[Recorded data]
-*-
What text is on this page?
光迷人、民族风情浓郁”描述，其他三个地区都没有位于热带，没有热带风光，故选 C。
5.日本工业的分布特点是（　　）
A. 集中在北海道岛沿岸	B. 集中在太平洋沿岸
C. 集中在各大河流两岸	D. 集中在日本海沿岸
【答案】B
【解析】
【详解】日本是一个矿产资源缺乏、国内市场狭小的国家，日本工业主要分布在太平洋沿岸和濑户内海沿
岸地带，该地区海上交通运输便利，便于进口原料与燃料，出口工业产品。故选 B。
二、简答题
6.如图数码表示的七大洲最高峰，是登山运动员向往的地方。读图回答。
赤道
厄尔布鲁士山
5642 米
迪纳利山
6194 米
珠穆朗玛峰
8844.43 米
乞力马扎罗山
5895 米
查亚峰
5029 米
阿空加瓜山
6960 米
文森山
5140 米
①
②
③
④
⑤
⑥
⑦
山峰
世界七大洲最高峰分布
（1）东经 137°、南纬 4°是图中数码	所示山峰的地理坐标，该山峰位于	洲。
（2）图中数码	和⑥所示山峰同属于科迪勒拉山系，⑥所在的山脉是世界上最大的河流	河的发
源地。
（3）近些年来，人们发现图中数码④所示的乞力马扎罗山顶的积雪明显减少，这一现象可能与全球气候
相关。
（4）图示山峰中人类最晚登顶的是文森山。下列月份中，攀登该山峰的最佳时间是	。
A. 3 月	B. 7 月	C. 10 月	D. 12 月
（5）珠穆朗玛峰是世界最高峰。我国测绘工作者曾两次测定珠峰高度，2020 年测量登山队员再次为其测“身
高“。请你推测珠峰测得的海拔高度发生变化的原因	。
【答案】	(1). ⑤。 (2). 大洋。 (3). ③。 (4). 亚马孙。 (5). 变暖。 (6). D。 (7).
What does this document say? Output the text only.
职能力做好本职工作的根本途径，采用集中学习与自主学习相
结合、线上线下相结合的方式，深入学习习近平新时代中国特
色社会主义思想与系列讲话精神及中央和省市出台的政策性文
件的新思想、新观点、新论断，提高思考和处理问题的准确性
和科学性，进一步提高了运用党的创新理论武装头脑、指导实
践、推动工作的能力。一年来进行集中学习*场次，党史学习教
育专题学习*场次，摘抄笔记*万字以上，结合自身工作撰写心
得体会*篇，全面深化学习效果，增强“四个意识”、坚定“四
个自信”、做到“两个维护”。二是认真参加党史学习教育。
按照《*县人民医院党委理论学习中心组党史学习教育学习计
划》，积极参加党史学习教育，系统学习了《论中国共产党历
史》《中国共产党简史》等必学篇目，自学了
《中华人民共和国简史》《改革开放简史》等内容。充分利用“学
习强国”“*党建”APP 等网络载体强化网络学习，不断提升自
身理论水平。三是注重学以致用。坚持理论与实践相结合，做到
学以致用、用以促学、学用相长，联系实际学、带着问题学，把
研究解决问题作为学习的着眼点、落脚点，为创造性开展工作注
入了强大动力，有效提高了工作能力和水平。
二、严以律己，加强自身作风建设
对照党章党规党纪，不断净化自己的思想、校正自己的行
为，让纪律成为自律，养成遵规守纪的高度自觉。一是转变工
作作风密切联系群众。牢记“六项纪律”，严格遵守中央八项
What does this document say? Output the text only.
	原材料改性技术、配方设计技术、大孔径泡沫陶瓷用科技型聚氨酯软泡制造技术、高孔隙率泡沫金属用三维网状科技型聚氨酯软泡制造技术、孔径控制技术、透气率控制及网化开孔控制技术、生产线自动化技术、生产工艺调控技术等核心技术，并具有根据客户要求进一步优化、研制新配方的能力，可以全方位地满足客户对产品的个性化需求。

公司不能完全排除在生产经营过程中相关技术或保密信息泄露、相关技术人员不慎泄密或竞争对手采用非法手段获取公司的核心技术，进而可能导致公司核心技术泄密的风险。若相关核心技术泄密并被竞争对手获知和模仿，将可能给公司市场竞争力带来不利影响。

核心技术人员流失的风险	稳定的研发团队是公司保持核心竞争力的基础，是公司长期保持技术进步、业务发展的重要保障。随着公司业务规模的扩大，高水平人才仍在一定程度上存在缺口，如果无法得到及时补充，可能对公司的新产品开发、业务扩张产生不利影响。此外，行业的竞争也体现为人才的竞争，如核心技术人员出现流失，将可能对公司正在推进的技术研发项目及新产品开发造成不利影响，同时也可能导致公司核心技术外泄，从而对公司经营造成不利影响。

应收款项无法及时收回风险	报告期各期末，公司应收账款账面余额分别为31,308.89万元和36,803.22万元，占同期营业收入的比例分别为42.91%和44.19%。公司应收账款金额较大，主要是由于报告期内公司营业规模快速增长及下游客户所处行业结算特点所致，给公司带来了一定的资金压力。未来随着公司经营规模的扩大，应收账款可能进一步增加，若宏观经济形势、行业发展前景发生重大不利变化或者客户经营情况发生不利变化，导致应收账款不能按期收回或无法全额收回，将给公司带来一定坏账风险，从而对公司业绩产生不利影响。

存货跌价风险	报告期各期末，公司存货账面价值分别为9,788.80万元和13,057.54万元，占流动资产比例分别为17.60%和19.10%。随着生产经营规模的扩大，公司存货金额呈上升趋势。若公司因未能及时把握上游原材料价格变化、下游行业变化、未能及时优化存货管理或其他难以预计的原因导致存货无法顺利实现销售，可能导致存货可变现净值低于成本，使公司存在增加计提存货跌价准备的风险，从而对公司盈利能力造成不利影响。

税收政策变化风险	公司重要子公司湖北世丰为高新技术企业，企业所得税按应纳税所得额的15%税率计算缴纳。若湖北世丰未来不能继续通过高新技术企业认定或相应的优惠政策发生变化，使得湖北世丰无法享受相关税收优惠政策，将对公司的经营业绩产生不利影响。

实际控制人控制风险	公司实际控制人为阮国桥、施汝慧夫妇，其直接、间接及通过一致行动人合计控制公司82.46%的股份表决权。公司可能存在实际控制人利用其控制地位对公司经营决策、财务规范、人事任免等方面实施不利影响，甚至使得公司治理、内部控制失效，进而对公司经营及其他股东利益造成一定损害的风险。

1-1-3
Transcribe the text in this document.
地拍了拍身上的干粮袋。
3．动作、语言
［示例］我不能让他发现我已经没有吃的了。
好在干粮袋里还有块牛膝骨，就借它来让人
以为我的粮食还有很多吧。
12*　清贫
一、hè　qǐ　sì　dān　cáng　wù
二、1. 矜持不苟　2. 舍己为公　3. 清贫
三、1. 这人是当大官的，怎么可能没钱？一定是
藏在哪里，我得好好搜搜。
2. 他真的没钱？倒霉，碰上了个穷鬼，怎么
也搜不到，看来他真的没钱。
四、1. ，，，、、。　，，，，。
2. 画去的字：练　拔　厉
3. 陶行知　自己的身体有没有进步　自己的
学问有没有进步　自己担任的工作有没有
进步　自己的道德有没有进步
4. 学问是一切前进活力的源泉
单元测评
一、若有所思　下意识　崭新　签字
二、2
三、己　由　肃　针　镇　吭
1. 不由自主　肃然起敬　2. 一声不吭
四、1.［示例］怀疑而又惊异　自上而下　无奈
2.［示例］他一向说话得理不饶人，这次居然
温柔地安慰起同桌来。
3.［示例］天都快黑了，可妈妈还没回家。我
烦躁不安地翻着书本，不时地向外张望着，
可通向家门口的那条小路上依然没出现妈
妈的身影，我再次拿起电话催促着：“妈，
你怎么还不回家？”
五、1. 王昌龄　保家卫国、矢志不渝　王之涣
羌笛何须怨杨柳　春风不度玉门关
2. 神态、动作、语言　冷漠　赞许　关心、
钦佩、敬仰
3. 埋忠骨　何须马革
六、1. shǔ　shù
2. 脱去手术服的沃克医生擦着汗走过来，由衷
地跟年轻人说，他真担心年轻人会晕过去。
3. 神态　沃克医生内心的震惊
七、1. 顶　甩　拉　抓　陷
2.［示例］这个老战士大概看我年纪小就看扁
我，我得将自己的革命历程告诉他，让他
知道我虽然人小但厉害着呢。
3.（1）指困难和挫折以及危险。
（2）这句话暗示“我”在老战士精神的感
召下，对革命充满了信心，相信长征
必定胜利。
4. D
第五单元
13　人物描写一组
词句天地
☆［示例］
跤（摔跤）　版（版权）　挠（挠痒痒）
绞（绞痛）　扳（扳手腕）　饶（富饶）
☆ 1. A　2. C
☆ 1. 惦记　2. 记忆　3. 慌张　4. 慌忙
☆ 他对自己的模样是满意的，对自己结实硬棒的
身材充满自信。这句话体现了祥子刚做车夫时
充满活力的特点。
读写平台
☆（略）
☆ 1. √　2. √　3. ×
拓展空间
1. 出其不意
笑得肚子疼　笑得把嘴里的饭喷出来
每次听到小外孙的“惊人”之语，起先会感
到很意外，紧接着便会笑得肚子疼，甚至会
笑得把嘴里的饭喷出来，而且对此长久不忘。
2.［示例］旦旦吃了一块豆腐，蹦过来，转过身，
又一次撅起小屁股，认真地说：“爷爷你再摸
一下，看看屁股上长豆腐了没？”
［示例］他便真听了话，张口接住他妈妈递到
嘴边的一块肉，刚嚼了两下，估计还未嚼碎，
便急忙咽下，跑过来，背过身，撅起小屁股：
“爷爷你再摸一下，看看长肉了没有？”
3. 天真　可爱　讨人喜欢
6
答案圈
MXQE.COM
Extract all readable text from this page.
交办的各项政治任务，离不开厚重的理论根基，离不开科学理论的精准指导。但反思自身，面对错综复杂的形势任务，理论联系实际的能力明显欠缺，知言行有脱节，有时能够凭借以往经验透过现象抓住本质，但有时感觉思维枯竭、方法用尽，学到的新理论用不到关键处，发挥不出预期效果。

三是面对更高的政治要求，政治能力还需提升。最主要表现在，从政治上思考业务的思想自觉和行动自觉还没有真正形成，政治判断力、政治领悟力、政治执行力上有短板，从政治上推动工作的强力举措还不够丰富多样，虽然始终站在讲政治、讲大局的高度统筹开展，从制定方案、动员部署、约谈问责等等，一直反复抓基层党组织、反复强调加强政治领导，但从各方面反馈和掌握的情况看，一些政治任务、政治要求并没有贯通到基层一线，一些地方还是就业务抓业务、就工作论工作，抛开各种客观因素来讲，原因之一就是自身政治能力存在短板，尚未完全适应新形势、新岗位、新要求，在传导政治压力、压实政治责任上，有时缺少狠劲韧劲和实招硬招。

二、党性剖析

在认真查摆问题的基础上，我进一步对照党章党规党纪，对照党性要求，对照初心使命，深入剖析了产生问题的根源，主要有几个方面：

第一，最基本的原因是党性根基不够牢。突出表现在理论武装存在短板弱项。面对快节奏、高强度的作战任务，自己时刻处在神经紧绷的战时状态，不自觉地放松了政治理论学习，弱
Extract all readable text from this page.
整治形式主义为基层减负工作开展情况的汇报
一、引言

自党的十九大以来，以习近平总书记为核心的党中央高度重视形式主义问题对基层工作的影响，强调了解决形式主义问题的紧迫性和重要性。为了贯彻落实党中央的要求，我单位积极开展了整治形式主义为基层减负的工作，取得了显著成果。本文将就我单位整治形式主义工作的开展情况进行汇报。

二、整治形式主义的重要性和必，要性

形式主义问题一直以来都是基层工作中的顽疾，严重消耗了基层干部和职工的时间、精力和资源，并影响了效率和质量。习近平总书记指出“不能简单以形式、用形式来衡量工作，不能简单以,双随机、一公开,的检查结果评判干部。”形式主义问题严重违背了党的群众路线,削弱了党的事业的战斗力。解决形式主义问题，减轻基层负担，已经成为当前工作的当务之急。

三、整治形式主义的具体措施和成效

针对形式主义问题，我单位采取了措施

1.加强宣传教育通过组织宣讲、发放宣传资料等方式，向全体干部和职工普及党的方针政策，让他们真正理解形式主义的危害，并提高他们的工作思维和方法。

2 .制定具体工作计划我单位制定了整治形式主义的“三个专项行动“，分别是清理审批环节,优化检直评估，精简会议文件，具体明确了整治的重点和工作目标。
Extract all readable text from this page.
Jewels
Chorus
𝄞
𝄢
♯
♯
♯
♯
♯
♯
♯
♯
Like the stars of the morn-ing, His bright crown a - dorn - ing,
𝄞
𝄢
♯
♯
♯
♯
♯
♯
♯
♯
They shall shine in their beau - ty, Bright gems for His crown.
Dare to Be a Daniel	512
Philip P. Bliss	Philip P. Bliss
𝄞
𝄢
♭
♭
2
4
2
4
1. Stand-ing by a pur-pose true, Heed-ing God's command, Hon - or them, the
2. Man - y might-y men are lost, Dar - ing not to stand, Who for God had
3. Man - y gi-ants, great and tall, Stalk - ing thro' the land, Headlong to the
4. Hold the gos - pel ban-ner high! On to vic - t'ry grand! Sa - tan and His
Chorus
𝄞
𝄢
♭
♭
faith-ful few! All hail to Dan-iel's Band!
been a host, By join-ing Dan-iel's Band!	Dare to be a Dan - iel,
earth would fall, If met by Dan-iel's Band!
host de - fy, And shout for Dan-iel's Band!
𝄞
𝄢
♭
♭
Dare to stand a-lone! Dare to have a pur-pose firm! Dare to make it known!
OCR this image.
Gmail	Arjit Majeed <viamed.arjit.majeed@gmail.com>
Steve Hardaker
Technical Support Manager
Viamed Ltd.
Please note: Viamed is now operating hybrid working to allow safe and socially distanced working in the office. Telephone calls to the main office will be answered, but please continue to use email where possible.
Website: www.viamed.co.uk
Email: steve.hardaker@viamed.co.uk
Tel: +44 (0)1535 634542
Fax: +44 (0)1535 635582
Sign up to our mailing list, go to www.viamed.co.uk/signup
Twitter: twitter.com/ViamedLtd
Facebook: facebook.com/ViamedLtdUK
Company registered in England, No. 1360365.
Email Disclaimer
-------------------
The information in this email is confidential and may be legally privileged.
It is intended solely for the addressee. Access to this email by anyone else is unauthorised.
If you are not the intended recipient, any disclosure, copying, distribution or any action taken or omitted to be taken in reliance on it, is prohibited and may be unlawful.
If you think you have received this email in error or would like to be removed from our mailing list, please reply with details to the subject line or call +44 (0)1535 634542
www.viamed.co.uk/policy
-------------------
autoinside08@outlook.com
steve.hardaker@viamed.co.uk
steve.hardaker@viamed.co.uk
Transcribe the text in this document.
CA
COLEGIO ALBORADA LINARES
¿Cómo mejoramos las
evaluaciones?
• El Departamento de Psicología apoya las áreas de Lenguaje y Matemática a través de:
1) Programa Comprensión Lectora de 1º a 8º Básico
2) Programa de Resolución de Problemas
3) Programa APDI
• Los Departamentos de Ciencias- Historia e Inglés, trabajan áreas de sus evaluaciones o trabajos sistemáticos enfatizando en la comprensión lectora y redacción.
-*-
Exercise: Go through the records. Copy each line where "笑得把嘴里的饭喷出来" appears.

Complete answer:
笑得肚子疼　笑得把嘴里的饭喷出来
笑得把嘴里的饭喷出来，而且对此长久不忘。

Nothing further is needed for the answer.